Among the lines listed below, count those that include the string "JSON", and state only the count.

===== RECORDS PROVIDED =====

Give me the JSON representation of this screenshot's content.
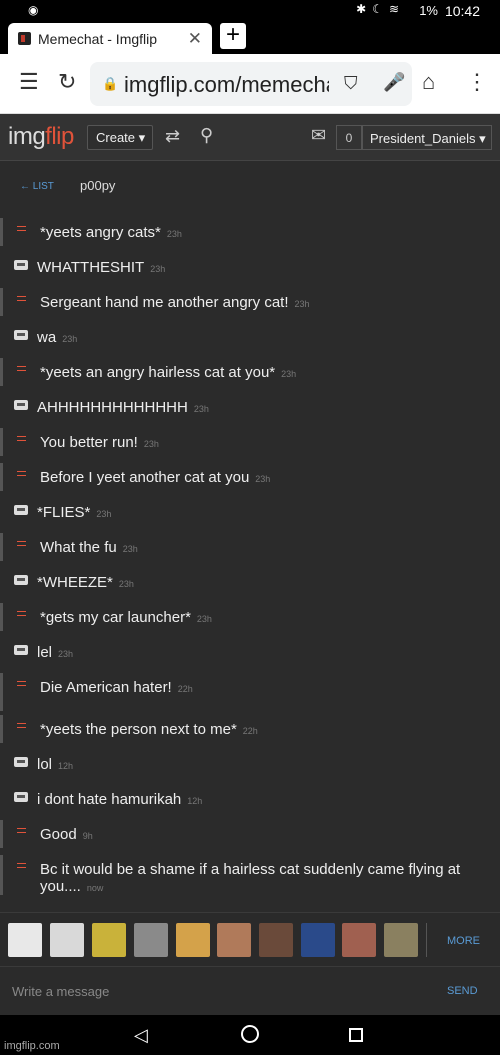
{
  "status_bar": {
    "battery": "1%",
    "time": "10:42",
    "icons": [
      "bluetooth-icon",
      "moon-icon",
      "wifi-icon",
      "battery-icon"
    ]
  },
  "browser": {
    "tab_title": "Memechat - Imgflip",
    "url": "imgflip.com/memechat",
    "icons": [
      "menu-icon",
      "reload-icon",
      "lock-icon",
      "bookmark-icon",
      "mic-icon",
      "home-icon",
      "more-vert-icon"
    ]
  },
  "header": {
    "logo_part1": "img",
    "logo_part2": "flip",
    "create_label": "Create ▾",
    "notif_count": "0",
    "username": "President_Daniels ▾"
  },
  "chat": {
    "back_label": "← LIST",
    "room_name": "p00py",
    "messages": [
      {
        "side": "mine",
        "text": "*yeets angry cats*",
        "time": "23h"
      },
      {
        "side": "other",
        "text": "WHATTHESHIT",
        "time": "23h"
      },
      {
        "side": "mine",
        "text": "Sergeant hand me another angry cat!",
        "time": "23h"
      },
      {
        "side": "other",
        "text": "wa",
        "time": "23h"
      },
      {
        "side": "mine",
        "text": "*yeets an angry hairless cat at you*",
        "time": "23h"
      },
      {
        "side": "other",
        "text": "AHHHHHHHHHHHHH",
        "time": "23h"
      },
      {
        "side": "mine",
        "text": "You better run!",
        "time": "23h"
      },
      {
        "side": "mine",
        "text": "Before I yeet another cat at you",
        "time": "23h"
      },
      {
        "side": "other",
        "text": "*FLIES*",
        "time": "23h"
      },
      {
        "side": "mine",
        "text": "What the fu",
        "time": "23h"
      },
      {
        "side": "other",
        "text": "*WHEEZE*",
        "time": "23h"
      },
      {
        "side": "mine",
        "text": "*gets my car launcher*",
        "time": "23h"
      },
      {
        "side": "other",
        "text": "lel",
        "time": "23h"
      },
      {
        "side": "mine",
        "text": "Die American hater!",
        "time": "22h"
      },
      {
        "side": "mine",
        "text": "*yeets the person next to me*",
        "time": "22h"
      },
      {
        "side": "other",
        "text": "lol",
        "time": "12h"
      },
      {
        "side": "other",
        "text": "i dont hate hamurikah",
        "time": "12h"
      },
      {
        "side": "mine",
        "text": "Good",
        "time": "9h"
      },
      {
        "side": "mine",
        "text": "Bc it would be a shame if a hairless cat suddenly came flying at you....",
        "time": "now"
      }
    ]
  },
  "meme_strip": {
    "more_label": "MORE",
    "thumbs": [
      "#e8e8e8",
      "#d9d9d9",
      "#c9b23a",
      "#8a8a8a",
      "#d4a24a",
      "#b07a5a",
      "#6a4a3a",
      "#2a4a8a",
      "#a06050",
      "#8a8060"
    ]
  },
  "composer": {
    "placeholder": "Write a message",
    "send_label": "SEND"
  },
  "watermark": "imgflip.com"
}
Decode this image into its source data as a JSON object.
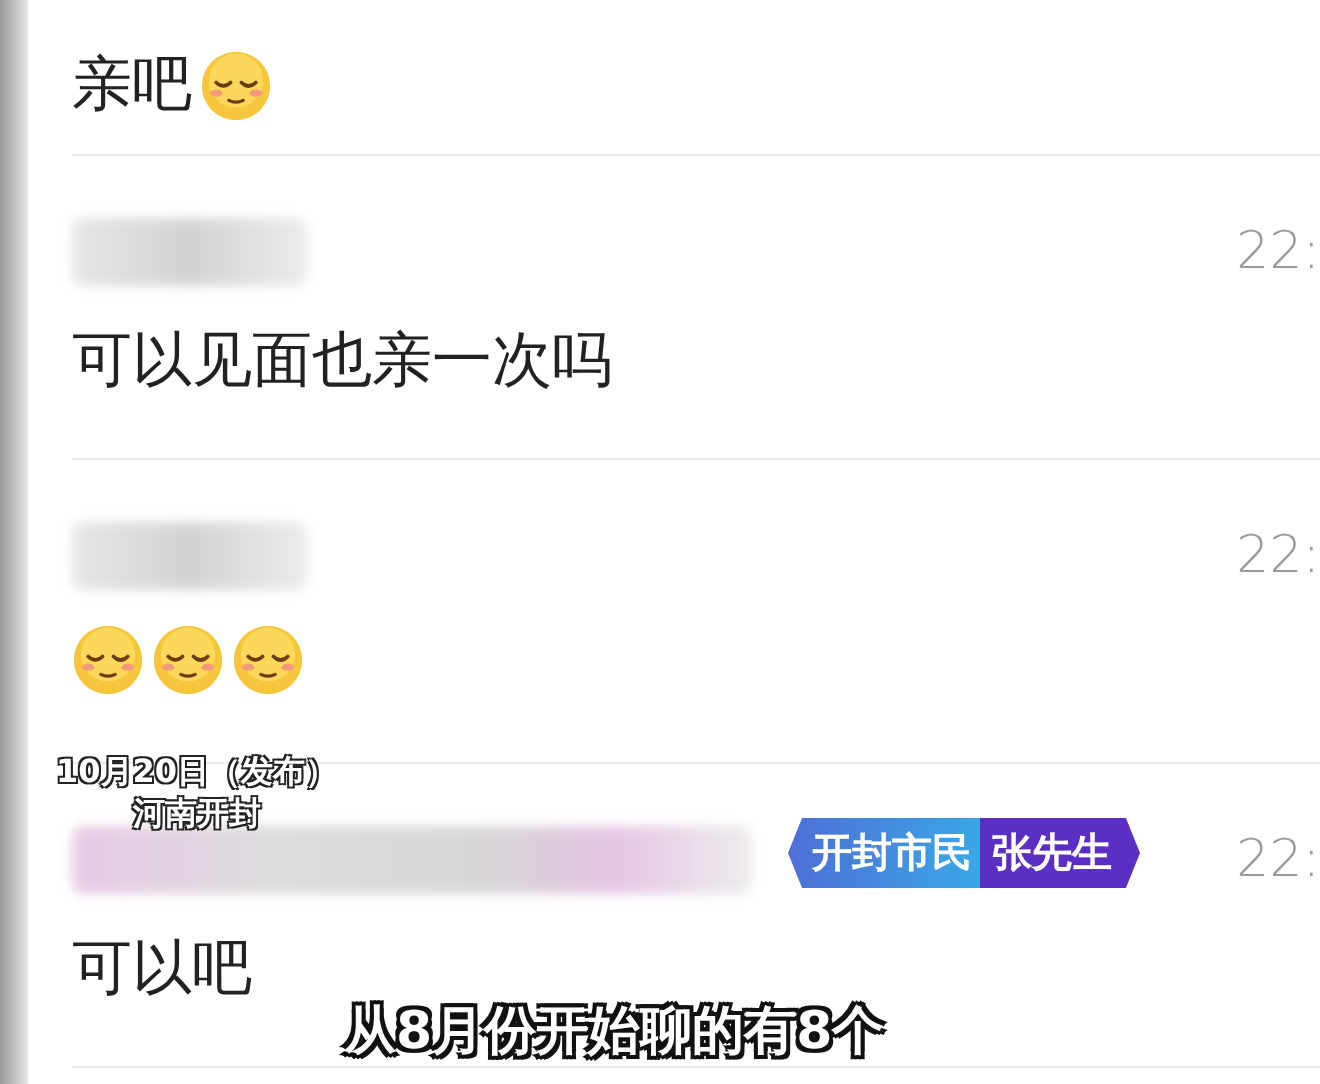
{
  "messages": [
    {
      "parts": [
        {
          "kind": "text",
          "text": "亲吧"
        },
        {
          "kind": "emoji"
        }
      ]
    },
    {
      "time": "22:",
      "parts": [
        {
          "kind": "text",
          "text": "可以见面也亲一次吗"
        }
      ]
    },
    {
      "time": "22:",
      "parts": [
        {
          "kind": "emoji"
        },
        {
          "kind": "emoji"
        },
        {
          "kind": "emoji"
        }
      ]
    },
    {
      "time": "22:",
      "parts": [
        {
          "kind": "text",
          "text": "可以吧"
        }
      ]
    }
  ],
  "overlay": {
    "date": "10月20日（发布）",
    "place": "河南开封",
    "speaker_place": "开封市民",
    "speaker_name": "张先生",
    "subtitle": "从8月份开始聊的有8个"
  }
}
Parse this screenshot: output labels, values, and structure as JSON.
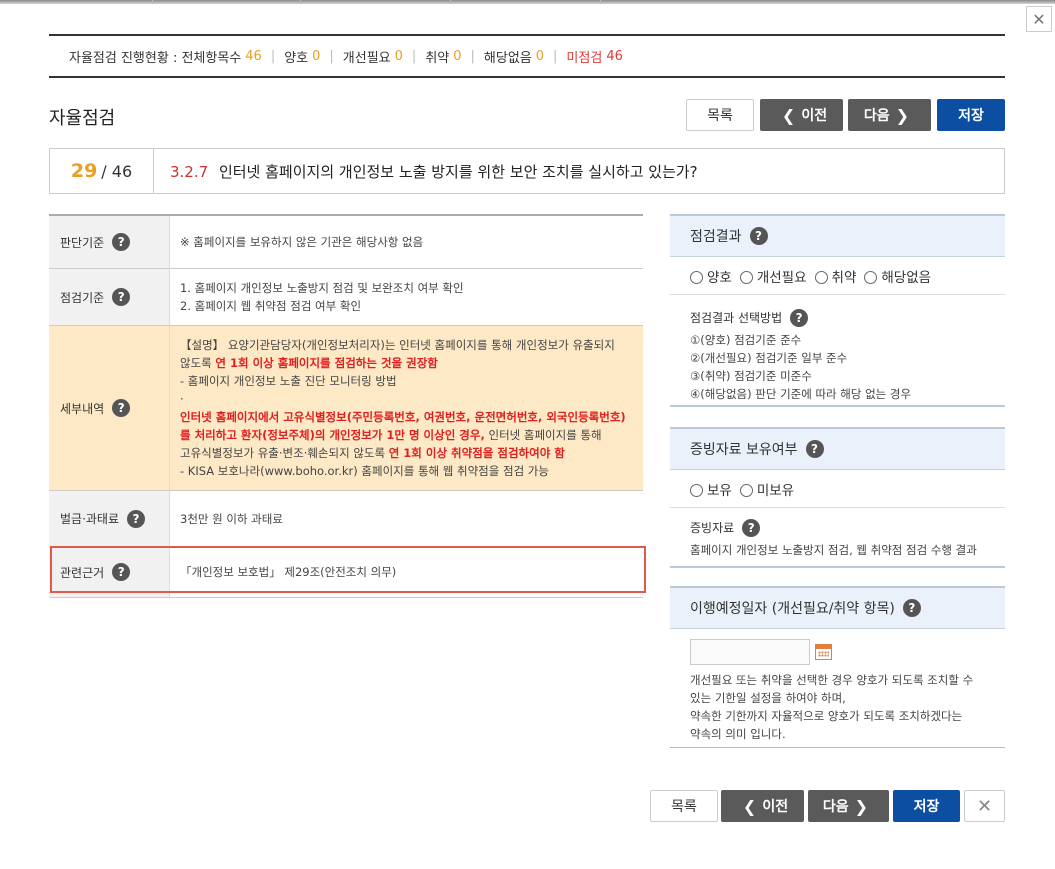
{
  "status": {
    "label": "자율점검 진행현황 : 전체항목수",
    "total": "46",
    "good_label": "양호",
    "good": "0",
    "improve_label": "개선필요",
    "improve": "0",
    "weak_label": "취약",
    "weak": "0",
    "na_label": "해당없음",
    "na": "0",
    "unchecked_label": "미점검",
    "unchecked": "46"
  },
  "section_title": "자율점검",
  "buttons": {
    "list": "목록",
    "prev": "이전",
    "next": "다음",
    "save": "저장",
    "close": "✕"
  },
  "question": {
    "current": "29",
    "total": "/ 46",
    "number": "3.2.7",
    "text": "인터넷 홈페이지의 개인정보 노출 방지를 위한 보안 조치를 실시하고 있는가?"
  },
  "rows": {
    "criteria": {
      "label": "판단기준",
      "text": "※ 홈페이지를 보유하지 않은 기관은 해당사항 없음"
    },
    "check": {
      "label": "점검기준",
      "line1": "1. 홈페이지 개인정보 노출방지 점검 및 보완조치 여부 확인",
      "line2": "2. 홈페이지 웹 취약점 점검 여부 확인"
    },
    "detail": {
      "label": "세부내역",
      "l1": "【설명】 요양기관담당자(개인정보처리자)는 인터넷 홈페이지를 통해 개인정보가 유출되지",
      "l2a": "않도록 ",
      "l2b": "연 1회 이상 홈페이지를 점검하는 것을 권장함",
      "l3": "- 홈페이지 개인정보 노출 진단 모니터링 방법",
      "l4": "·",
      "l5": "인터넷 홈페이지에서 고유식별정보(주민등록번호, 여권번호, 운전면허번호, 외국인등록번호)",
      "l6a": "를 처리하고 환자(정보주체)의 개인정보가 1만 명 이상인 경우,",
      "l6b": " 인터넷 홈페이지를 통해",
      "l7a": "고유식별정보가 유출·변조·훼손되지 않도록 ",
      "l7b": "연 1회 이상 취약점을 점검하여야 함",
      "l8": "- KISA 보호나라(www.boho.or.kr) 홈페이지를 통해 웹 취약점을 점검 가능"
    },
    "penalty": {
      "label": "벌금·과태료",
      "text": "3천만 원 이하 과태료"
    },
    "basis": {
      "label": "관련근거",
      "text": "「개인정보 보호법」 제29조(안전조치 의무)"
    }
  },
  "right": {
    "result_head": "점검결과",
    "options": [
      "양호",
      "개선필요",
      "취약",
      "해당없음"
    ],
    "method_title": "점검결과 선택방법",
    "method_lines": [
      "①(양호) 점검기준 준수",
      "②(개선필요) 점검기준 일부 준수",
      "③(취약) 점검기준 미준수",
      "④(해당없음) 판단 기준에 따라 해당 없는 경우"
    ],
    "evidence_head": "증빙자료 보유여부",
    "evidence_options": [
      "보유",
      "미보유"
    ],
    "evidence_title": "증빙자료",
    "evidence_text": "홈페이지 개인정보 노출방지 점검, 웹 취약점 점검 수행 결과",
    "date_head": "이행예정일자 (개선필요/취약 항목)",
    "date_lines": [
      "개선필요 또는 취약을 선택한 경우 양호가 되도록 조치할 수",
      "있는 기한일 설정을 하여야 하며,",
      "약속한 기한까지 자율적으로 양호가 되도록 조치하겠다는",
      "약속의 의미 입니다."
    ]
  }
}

=====

▸ **RESULT FOR THIS TASK**
3